**YOUR INSTRUCTIONS**
From the data that follows, copy every line holding the string "National".

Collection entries

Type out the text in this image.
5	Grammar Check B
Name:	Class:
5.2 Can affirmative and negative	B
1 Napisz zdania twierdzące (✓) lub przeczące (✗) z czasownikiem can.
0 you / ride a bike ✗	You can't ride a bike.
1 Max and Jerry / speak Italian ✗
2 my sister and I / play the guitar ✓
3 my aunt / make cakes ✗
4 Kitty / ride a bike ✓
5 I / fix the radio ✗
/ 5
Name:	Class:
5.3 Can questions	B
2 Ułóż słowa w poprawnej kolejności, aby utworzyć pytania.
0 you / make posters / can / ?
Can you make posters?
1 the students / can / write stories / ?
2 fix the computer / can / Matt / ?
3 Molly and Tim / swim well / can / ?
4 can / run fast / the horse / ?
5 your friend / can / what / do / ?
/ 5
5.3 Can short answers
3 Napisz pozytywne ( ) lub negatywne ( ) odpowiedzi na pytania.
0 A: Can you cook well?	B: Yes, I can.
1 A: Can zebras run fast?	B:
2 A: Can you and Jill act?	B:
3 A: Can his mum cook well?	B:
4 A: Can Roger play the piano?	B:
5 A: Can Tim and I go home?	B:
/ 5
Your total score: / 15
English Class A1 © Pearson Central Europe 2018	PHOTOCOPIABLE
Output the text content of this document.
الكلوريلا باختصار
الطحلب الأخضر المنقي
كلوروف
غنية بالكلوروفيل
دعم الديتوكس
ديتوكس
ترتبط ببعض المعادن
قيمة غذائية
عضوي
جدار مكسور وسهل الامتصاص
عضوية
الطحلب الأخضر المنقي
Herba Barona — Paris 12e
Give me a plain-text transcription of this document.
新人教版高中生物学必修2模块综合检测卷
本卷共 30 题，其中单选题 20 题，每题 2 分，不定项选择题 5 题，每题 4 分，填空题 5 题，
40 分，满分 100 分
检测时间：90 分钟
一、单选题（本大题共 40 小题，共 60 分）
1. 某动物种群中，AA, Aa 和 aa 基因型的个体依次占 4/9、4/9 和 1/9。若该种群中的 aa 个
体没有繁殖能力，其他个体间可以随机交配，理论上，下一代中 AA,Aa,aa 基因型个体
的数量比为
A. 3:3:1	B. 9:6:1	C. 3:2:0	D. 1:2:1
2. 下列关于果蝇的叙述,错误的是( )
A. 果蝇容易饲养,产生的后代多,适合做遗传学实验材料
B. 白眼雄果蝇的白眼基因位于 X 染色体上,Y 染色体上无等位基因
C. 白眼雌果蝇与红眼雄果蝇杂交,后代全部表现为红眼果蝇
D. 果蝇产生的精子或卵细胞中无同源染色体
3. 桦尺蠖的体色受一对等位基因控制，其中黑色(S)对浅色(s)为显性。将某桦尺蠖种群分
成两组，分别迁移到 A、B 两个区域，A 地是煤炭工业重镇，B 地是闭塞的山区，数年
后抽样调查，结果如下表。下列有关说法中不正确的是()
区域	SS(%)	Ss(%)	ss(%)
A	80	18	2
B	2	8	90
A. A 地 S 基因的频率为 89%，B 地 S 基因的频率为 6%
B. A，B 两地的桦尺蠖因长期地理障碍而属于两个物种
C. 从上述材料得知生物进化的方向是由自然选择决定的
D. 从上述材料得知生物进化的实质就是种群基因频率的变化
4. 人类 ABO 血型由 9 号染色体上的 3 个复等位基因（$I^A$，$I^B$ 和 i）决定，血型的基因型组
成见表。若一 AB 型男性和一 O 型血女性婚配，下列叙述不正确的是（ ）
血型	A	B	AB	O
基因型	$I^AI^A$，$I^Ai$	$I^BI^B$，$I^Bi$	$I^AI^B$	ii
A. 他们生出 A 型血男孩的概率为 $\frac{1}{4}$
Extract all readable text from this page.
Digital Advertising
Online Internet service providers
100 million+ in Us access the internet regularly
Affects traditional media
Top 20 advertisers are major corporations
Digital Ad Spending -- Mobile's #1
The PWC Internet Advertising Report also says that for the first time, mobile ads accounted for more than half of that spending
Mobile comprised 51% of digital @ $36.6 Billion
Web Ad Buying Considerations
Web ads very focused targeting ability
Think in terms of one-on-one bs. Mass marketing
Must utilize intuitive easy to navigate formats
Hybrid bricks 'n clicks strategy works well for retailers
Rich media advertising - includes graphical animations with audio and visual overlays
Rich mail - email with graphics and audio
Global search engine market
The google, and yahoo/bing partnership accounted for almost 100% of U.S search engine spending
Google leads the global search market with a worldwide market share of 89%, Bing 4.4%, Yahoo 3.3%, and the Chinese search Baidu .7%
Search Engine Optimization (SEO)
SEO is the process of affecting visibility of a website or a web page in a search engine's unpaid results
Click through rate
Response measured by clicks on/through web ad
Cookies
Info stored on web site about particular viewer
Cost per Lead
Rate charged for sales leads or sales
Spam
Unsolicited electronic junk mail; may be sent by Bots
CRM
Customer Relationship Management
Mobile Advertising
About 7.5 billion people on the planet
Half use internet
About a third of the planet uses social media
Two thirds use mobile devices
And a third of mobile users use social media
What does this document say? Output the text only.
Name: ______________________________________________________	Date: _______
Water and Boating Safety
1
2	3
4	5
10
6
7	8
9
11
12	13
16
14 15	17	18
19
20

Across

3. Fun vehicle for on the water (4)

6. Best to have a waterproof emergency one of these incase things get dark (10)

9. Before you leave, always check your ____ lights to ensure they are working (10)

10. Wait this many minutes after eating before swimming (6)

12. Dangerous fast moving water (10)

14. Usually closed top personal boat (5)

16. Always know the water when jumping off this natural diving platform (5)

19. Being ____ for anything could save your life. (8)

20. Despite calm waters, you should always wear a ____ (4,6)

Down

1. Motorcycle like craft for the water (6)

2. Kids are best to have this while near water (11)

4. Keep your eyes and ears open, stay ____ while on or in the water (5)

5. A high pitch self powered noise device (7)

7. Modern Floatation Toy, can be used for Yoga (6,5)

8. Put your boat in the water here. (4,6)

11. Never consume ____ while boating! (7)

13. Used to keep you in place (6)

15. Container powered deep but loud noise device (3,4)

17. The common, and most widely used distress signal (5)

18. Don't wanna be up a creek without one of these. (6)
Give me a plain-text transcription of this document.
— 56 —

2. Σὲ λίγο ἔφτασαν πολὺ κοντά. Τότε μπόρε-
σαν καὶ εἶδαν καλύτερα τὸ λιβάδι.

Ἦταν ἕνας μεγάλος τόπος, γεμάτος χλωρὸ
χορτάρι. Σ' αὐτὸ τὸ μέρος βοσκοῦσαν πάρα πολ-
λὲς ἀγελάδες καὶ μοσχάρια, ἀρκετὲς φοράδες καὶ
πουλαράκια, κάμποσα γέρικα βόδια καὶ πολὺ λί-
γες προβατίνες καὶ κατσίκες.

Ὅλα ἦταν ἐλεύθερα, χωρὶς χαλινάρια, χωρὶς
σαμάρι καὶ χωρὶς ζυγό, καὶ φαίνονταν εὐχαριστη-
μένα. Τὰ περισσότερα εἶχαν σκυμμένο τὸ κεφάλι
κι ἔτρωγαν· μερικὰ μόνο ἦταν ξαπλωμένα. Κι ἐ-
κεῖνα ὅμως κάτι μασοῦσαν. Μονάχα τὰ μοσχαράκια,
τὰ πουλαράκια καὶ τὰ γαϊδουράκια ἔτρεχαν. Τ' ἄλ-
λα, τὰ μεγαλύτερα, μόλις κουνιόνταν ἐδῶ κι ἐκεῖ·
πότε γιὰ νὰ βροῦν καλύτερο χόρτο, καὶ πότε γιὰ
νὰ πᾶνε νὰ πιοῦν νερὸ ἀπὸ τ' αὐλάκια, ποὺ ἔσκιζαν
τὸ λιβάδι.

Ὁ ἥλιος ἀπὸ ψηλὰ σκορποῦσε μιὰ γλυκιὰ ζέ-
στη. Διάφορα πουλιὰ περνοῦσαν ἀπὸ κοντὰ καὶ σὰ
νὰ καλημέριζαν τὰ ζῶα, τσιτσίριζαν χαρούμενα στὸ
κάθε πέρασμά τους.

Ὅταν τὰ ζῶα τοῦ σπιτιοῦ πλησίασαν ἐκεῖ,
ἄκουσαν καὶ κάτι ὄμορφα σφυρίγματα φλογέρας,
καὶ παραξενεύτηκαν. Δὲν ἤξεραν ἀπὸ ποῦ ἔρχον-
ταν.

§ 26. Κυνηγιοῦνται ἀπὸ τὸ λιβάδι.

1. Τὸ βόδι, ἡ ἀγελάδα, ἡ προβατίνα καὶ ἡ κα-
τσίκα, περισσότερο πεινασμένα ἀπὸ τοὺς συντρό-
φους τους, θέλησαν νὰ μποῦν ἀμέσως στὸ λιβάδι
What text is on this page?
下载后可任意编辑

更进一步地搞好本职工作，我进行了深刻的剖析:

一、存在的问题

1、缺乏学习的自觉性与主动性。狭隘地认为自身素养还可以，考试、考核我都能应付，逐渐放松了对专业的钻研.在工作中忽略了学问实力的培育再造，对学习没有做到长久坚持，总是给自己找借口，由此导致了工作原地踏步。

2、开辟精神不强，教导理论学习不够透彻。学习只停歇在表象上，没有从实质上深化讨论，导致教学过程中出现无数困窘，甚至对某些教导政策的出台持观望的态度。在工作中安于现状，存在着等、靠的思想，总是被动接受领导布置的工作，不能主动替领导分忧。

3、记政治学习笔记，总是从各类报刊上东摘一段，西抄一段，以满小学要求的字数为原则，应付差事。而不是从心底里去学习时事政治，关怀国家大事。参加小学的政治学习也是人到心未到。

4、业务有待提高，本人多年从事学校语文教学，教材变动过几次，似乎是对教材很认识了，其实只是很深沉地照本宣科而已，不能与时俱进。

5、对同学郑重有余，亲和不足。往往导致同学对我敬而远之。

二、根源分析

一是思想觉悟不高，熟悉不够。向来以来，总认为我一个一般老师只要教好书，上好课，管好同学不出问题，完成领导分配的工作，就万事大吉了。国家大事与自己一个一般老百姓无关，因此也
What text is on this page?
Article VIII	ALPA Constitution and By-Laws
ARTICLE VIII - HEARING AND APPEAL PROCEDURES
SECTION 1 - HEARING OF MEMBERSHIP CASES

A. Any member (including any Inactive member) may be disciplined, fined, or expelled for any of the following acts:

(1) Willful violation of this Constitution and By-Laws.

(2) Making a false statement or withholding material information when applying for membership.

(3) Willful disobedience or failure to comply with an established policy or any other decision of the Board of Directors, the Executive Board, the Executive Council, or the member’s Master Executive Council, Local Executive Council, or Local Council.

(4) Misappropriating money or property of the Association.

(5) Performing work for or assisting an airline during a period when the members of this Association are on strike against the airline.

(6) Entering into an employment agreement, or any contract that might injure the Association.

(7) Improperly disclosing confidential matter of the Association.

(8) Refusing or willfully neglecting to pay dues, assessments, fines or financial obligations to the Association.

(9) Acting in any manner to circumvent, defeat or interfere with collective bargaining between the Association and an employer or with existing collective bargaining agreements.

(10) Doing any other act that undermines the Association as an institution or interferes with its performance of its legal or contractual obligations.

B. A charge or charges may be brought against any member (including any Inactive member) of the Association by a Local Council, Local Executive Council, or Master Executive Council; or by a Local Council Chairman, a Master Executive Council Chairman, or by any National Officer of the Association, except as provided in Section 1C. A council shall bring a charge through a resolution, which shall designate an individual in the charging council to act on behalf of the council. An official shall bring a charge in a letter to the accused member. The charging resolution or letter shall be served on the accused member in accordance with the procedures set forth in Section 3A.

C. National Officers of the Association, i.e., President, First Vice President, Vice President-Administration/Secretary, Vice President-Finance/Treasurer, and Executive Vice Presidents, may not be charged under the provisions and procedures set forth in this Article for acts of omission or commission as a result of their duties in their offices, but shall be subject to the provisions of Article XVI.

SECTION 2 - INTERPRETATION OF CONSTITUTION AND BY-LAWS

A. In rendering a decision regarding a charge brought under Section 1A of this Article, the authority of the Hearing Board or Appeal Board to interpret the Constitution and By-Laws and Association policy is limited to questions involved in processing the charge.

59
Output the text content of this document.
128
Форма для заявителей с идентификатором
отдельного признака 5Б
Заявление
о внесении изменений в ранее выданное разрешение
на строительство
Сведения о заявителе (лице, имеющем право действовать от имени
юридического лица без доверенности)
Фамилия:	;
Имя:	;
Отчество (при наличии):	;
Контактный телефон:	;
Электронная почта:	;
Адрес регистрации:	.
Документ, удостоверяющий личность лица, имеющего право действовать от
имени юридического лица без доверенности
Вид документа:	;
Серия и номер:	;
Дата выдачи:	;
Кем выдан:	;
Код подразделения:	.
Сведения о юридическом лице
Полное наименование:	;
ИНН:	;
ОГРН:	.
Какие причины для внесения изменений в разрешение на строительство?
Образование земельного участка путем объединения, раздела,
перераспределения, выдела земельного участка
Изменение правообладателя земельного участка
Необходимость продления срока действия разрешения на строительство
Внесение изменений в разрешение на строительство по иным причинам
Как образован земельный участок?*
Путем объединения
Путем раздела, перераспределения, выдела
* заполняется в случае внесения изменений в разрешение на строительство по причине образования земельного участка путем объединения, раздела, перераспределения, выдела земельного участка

**RESPONSE TO THIS TASK**
B. A charge or charges may be brought against any member (including any Inactive member) of the Association by a Local Council, Local Executive Council, or Master Executive Council; or by a Local Council Chairman, a Master Executive Council Chairman, or by any National Officer of the Association, except as provided in Section 1C. A council shall bring a charge through a resolution, which shall designate an individual in the charging council to act on behalf of the council. An official shall bring a charge in a letter to the accused member. The charging resolution or letter shall be served on the accused member in accordance with the procedures set forth in Section 3A.
C. National Officers of the Association, i.e., President, First Vice President, Vice President-Administration/Secretary, Vice President-Finance/Treasurer, and Executive Vice Presidents, may not be charged under the provisions and procedures set forth in this Article for acts of omission or commission as a result of their duties in their offices, but shall be subject to the provisions of Article XVI.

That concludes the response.